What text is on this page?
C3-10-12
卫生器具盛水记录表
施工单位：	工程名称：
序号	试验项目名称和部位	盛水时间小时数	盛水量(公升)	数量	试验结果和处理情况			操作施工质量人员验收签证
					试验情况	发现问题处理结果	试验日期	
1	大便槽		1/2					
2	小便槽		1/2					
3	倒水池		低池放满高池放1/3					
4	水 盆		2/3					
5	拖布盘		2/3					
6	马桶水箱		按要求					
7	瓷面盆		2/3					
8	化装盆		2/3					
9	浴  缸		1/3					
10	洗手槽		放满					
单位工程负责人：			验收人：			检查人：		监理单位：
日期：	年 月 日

#####

__CHALLENGE__
Transcribe all entries exactly as they are given.

__EXERCISE OUTPUT__
What text is on this page?
C3-10-12
卫生器具盛水记录表
施工单位：	工程名称：
序号	试验项目名称和部位	盛水时间小时数	盛水量(公升)	数量	试验结果和处理情况			操作施工质量人员验收签证
					试验情况	发现问题处理结果	试验日期	
1	大便槽		1/2					
2	小便槽		1/2					
3	倒水池		低池放满高池放1/3					
4	水 盆		2/3					
5	拖布盘		2/3					
6	马桶水箱		按要求					
7	瓷面盆		2/3					
8	化装盆		2/3					
9	浴  缸		1/3					
10	洗手槽		放满					
单位工程负责人：			验收人：			检查人：		监理单位：
日期：	年 月 日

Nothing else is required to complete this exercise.